# [Given task]
In the records that follow, show each line where the word "this" is present.

───── Supplied records ─────

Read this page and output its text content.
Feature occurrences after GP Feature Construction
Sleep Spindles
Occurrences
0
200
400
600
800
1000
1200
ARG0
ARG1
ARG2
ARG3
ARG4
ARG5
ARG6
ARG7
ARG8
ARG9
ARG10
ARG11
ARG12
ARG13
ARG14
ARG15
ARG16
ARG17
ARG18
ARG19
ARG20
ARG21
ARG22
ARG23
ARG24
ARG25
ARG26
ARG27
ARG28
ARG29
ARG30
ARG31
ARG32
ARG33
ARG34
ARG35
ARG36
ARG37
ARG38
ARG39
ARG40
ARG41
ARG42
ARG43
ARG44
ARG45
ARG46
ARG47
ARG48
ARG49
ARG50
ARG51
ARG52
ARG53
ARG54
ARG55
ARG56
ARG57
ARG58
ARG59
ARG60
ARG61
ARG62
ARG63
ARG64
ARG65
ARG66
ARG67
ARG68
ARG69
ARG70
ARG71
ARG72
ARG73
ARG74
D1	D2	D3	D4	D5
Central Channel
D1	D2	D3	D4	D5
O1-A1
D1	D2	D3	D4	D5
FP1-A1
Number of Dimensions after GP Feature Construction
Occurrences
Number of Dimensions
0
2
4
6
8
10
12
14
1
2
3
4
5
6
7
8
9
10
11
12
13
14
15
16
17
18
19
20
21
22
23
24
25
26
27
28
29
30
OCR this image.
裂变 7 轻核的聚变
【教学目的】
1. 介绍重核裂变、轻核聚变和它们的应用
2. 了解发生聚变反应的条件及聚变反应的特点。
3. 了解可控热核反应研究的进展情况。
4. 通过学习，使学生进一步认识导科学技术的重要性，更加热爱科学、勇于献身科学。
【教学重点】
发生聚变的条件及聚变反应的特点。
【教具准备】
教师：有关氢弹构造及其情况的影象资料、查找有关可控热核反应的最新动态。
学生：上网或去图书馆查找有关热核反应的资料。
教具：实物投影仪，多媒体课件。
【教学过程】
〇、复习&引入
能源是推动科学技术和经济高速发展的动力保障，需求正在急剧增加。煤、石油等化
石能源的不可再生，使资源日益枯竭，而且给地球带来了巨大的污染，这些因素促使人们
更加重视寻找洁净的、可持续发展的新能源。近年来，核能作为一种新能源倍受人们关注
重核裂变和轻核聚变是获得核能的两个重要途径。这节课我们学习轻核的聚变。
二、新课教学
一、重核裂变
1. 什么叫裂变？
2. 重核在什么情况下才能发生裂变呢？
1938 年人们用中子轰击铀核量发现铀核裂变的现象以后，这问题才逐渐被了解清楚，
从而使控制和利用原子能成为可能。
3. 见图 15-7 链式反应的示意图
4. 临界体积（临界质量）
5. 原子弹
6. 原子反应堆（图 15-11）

─────

# [Final answer]
Read this page and output its text content.
OCR this image.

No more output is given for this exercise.